## DO THIS
Pictures excluded, copy word for word the lines from the one holding "Convert this screenshot" through the last line below.

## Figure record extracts
* * *
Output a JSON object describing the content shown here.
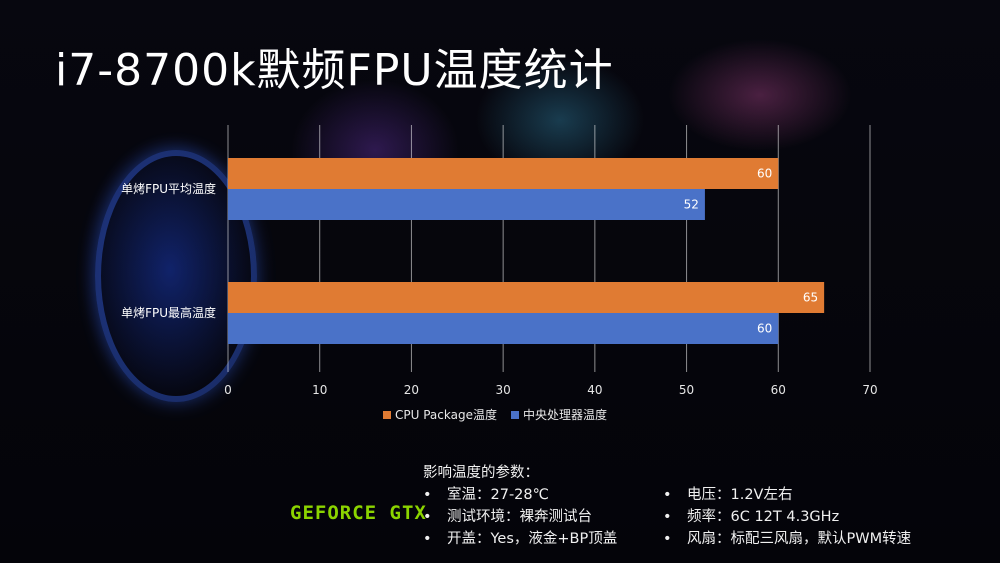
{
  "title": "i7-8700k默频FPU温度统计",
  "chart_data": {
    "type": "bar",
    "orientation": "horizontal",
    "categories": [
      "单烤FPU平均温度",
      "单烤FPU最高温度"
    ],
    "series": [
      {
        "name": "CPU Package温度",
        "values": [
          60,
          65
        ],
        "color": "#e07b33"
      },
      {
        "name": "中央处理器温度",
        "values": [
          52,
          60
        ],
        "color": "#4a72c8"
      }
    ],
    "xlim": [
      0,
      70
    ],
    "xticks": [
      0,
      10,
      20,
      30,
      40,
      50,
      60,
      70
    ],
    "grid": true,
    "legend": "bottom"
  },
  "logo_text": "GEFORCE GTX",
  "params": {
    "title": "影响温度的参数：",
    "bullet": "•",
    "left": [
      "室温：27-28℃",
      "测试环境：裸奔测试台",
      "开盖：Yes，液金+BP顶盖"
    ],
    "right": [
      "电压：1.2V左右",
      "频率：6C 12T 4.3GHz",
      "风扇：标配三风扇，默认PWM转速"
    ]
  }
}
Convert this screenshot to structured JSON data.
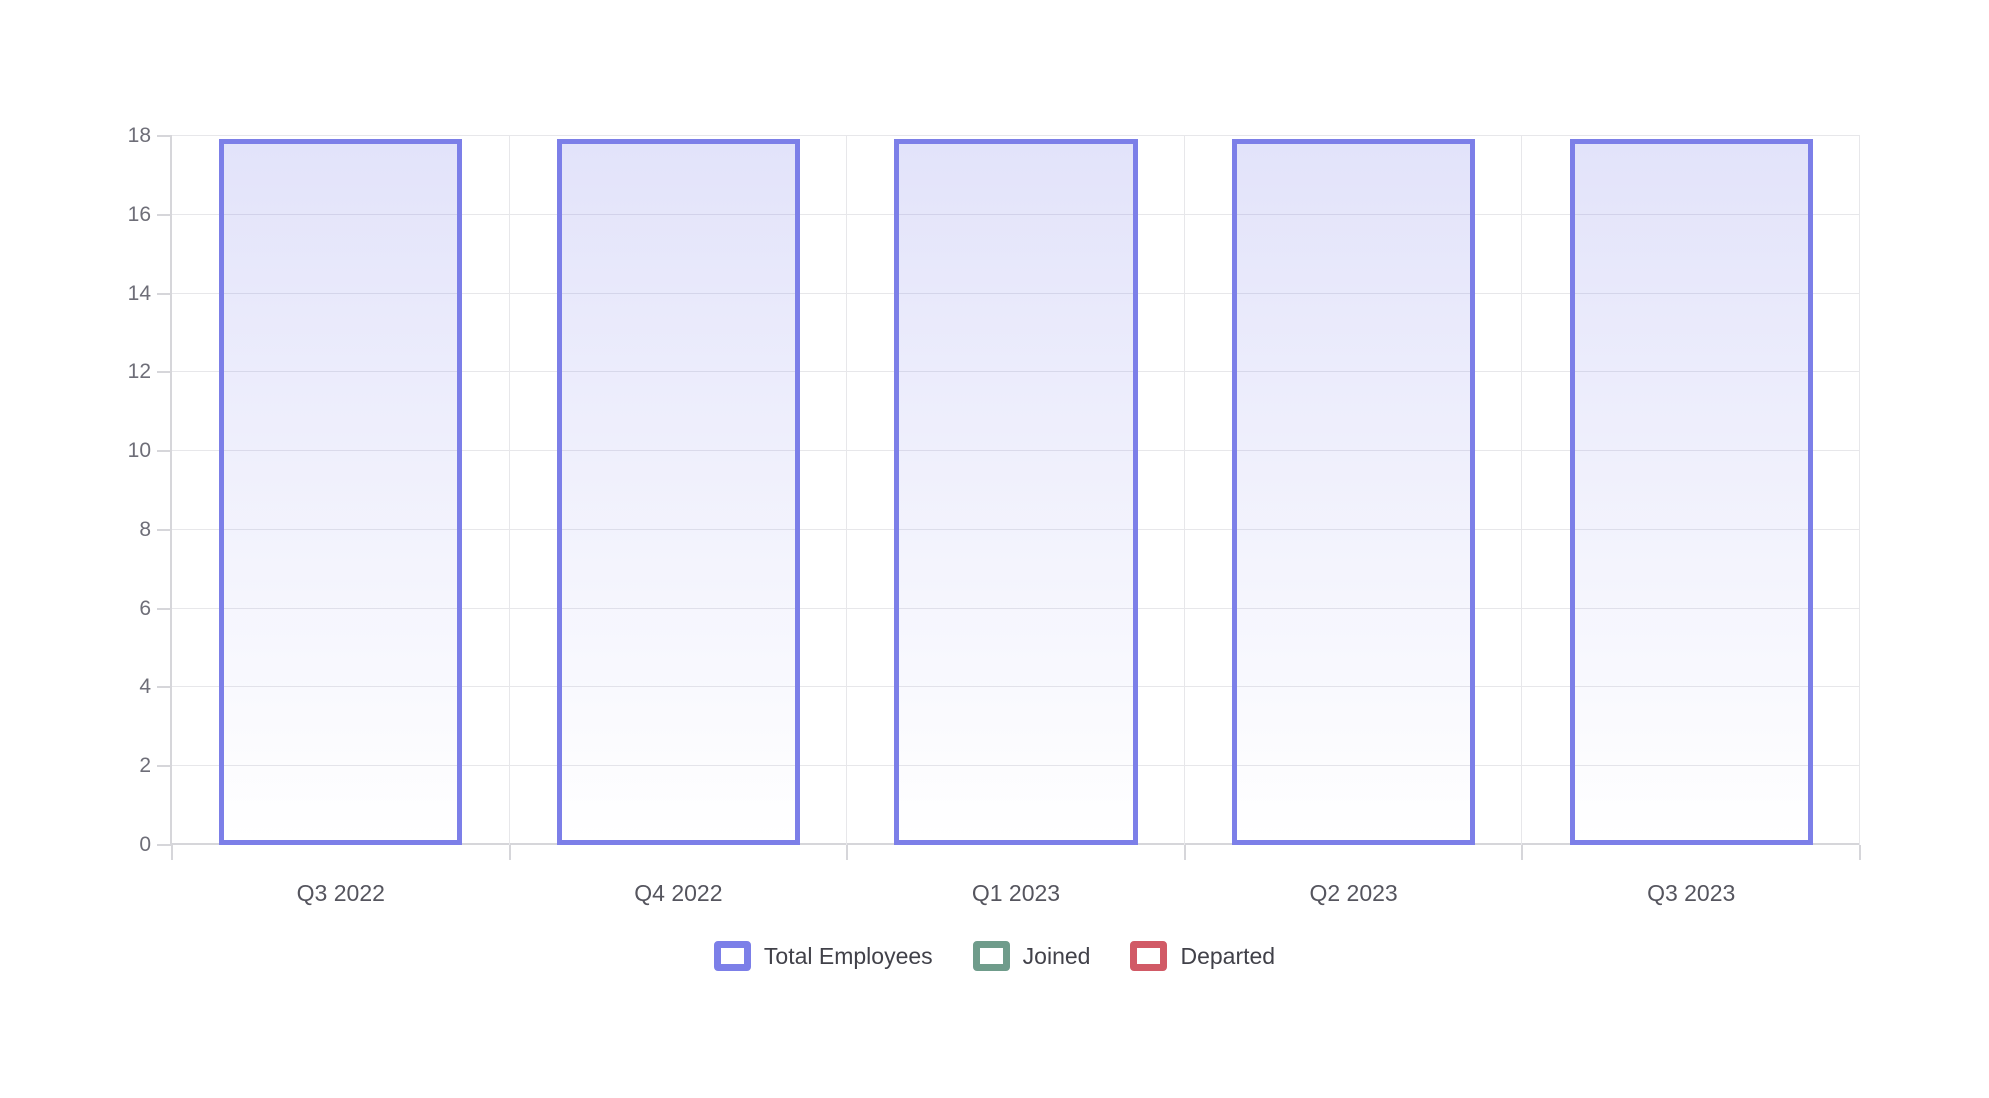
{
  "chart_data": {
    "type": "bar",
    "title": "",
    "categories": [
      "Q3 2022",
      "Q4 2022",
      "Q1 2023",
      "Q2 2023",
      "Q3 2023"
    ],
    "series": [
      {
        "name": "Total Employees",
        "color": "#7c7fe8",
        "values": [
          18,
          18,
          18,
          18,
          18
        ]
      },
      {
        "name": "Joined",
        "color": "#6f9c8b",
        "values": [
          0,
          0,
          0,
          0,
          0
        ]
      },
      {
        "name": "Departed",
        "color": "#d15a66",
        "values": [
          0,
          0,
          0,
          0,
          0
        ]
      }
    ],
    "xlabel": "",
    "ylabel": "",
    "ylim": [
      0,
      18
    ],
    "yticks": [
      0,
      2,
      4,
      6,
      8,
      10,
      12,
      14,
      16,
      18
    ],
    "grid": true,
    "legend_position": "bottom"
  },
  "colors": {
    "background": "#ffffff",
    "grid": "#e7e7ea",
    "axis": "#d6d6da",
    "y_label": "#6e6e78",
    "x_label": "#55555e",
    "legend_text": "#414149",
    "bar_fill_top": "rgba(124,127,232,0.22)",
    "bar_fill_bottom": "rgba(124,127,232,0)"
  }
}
* * *
## OUTPUT OF THE EXERCISE
Convert this screenshot to structured JSON data.
{
  "chart_data": {
    "type": "bar",
    "title": "",
    "categories": [
      "Q3 2022",
      "Q4 2022",
      "Q1 2023",
      "Q2 2023",
      "Q3 2023"
    ],
    "series": [
      {
        "name": "Total Employees",
        "color": "#7c7fe8",
        "values": [
          18,
          18,
          18,
          18,
          18
        ]
      },
      {
        "name": "Joined",
        "color": "#6f9c8b",
        "values": [
          0,
          0,
          0,
          0,
          0
        ]
      },
      {
        "name": "Departed",
        "color": "#d15a66",
        "values": [
          0,
          0,
          0,
          0,
          0
        ]
      }
    ],
    "xlabel": "",
    "ylabel": "",
    "ylim": [
      0,
      18
    ],
    "yticks": [
      0,
      2,
      4,
      6,
      8,
      10,
      12,
      14,
      16,
      18
    ],
    "grid": true,
    "legend_position": "bottom"
  },
  "colors": {
    "background": "#ffffff",
    "grid": "#e7e7ea",
    "axis": "#d6d6da",
    "y_label": "#6e6e78",
    "x_label": "#55555e",
    "legend_text": "#414149",
    "bar_fill_top": "rgba(124,127,232,0.22)",
    "bar_fill_bottom": "rgba(124,127,232,0)"
  }
}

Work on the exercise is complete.